- _Task prompt_: How many lines in the records below contain the word "vapour"? Give only the number.

+++ Supplied data

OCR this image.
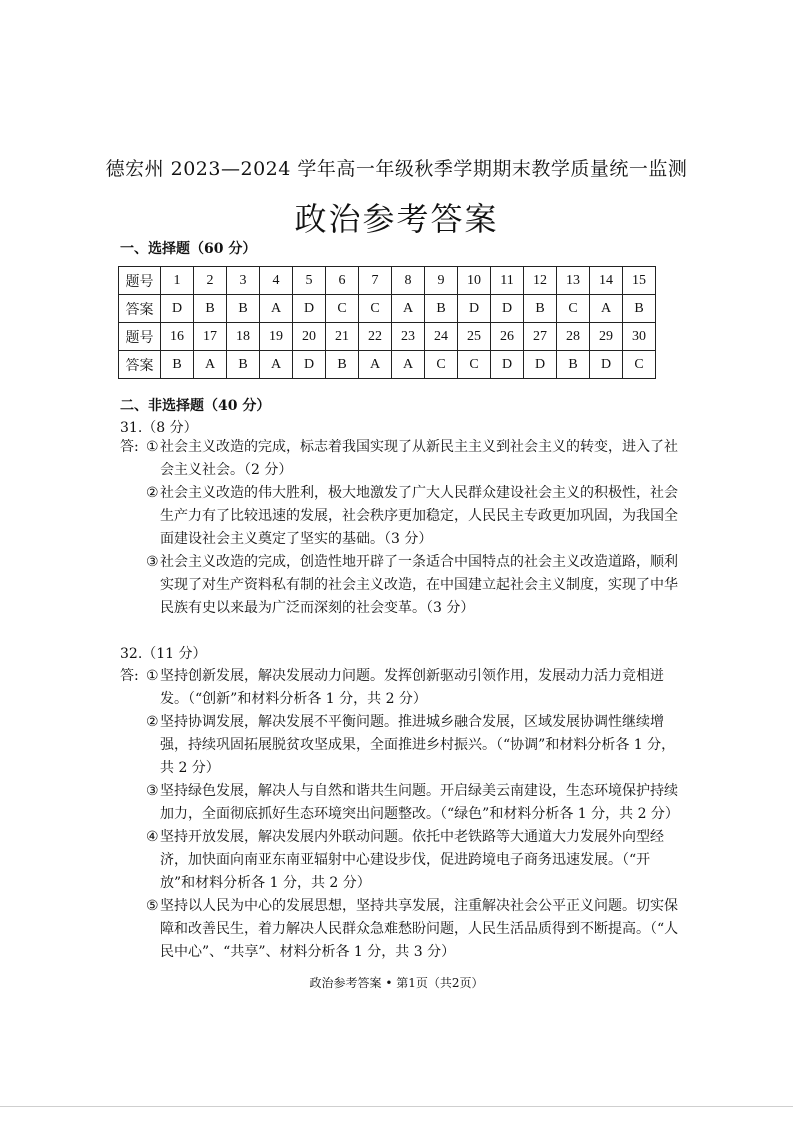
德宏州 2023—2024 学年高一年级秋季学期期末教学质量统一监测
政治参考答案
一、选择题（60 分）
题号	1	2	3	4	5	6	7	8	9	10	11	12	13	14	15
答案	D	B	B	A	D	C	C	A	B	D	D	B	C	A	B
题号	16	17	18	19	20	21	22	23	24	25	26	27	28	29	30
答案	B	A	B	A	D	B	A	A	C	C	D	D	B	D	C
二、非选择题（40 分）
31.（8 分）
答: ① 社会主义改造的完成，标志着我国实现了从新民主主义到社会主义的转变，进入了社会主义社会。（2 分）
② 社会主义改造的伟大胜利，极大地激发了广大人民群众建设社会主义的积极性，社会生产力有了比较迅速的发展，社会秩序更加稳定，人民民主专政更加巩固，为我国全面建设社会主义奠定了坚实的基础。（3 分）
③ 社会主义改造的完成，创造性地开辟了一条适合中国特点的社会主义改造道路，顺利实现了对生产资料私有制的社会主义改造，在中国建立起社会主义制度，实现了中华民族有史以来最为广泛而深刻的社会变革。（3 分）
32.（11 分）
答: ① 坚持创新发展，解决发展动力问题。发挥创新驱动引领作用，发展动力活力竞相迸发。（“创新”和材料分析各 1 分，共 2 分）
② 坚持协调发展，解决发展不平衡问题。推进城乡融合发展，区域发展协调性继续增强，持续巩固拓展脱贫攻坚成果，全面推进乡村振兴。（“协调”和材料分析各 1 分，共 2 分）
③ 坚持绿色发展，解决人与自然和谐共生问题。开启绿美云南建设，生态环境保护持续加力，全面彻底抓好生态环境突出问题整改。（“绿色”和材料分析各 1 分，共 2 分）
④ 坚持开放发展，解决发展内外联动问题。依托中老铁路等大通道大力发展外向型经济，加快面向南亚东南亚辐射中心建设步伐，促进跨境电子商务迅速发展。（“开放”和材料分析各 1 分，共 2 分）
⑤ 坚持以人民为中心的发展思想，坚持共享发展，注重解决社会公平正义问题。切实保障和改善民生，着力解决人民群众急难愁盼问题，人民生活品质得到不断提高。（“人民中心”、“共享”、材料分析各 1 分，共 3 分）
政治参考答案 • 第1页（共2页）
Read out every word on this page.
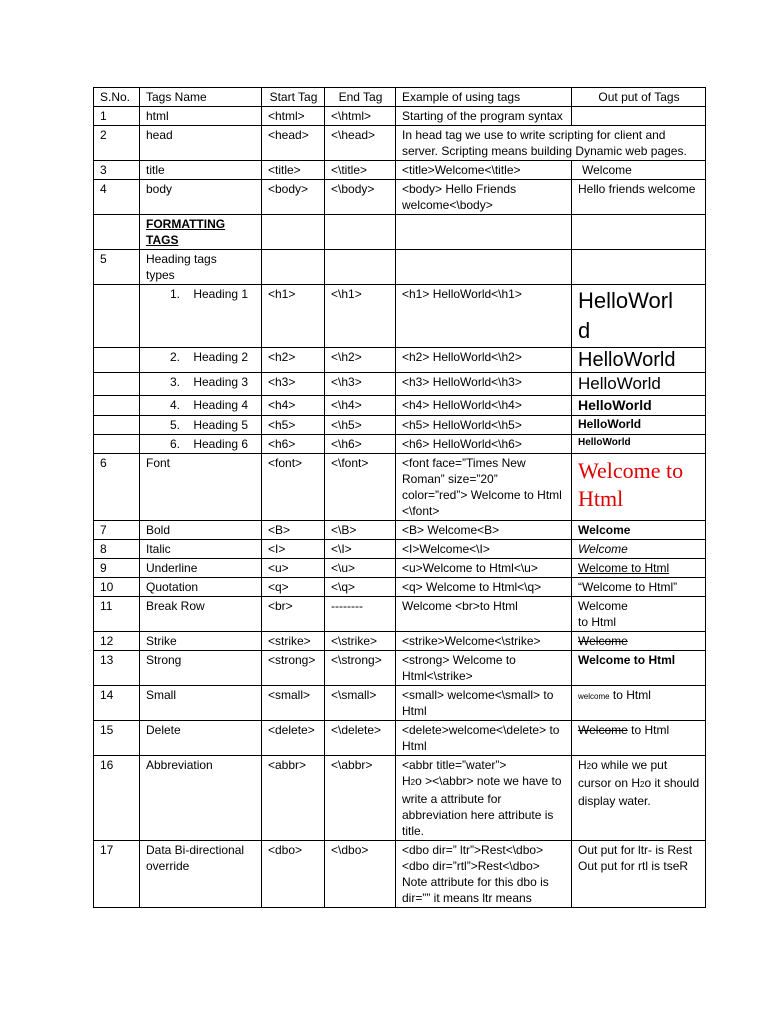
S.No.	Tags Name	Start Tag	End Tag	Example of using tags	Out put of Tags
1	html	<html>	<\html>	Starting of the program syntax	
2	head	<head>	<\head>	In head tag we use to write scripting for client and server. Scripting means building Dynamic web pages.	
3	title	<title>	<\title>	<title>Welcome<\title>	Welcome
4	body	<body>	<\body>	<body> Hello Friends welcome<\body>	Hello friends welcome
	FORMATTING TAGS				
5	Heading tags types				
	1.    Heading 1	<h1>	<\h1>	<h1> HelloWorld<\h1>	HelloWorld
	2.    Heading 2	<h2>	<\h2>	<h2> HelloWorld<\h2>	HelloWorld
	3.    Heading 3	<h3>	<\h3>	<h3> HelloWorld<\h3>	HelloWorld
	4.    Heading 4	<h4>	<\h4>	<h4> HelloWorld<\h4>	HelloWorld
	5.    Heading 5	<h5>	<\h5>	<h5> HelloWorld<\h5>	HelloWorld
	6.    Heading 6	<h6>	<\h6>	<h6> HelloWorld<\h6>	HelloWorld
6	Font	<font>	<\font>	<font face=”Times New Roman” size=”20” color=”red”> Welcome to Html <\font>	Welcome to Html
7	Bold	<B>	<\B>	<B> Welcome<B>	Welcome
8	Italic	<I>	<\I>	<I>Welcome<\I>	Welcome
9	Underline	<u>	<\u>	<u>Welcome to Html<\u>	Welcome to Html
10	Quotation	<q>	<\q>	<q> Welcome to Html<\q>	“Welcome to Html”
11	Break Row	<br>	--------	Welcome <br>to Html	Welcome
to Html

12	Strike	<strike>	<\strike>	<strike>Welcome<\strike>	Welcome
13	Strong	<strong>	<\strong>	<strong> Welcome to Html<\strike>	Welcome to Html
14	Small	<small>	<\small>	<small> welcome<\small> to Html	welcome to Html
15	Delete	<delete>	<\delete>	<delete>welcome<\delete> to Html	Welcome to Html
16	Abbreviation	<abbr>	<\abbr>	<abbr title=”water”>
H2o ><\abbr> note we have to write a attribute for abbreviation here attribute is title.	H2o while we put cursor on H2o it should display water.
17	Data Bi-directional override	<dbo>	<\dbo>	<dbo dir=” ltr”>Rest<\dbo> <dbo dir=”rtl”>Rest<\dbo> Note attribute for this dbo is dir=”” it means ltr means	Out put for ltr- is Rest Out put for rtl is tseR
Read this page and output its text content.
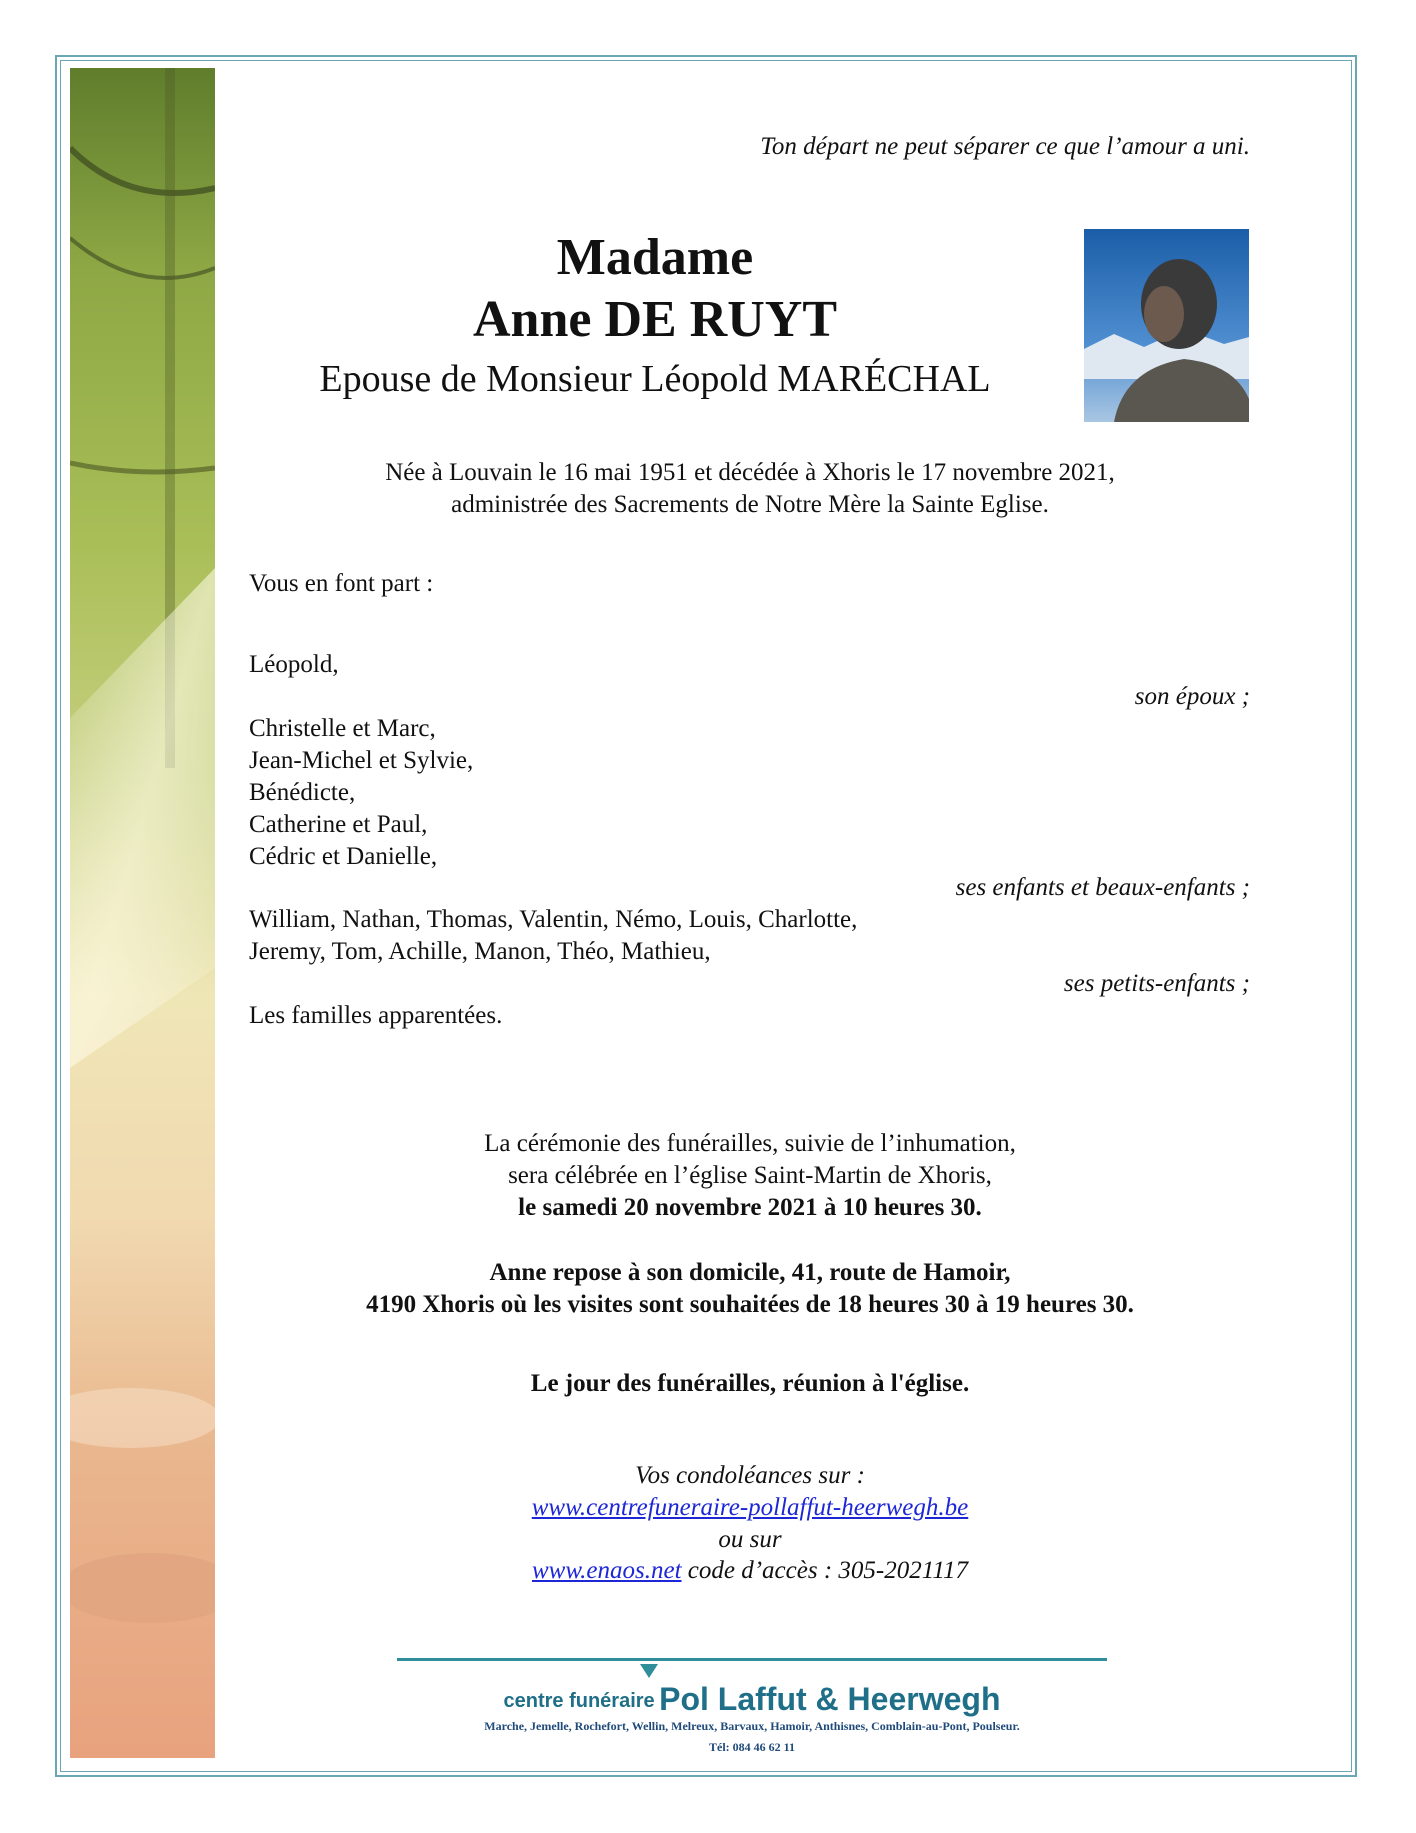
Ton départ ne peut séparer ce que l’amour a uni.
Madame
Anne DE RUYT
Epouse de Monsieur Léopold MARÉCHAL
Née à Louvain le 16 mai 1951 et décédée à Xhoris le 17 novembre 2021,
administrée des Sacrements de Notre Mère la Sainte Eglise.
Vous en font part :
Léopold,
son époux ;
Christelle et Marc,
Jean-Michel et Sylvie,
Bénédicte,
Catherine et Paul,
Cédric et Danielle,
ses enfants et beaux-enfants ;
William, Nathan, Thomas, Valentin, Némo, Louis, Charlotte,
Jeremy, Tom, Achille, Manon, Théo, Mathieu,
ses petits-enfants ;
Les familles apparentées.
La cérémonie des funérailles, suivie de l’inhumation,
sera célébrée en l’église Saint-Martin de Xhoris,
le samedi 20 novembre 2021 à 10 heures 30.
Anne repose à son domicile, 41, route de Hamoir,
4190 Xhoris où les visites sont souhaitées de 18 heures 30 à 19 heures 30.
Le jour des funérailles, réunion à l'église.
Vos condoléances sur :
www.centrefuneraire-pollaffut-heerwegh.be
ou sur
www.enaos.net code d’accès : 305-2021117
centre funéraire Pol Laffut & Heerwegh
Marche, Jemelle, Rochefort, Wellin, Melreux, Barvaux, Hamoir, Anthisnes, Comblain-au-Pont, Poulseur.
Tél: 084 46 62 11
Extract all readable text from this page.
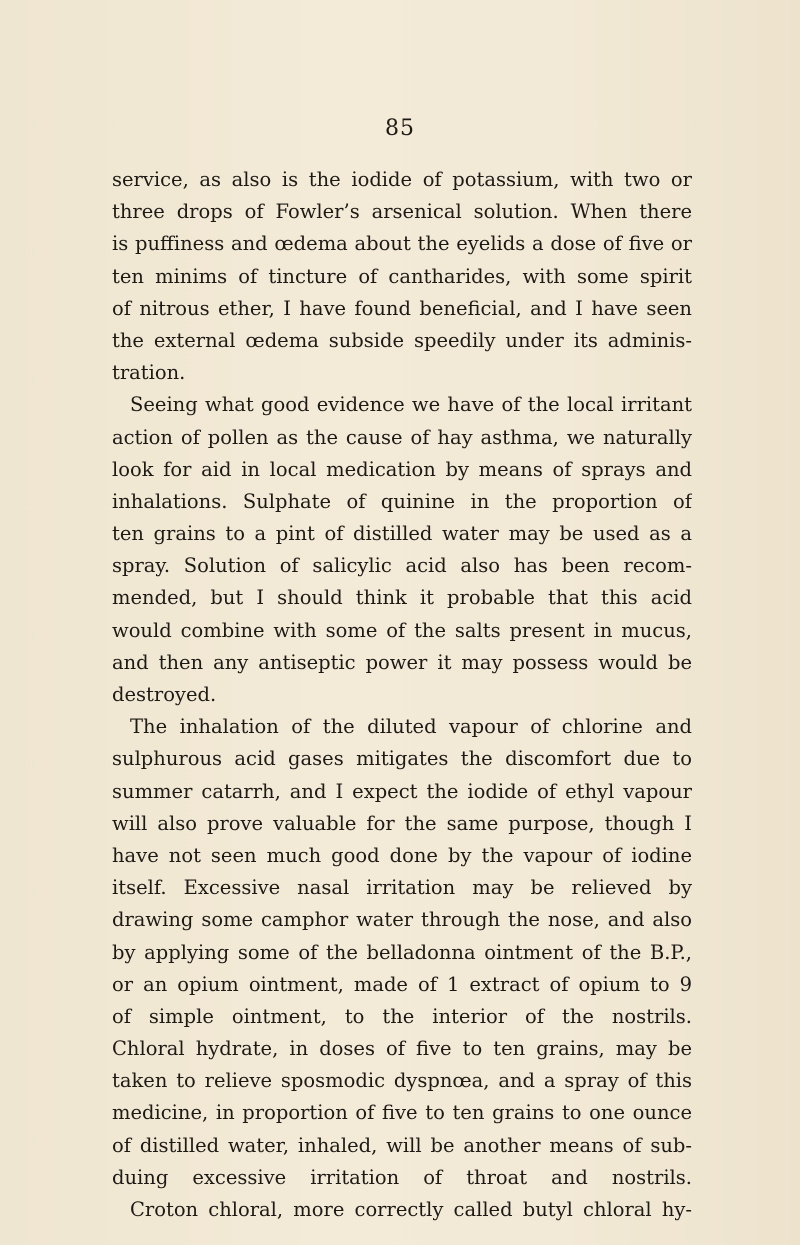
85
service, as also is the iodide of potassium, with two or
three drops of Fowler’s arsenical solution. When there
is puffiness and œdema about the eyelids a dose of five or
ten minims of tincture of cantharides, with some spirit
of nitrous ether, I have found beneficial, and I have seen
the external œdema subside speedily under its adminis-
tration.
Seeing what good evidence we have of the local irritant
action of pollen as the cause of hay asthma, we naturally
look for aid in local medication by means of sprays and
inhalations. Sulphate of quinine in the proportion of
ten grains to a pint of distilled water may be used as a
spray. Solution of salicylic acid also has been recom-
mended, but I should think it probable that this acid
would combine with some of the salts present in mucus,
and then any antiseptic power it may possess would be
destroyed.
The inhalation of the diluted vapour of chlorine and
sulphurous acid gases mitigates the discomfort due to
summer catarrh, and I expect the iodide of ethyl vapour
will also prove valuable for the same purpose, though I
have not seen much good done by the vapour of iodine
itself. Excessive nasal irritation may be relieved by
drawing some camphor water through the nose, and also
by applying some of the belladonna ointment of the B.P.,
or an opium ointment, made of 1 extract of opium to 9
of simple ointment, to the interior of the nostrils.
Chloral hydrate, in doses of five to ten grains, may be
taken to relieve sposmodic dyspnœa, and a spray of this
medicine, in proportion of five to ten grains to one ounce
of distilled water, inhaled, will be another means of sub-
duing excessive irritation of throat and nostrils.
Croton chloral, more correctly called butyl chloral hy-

++++++

- _Solution to the problem_: 3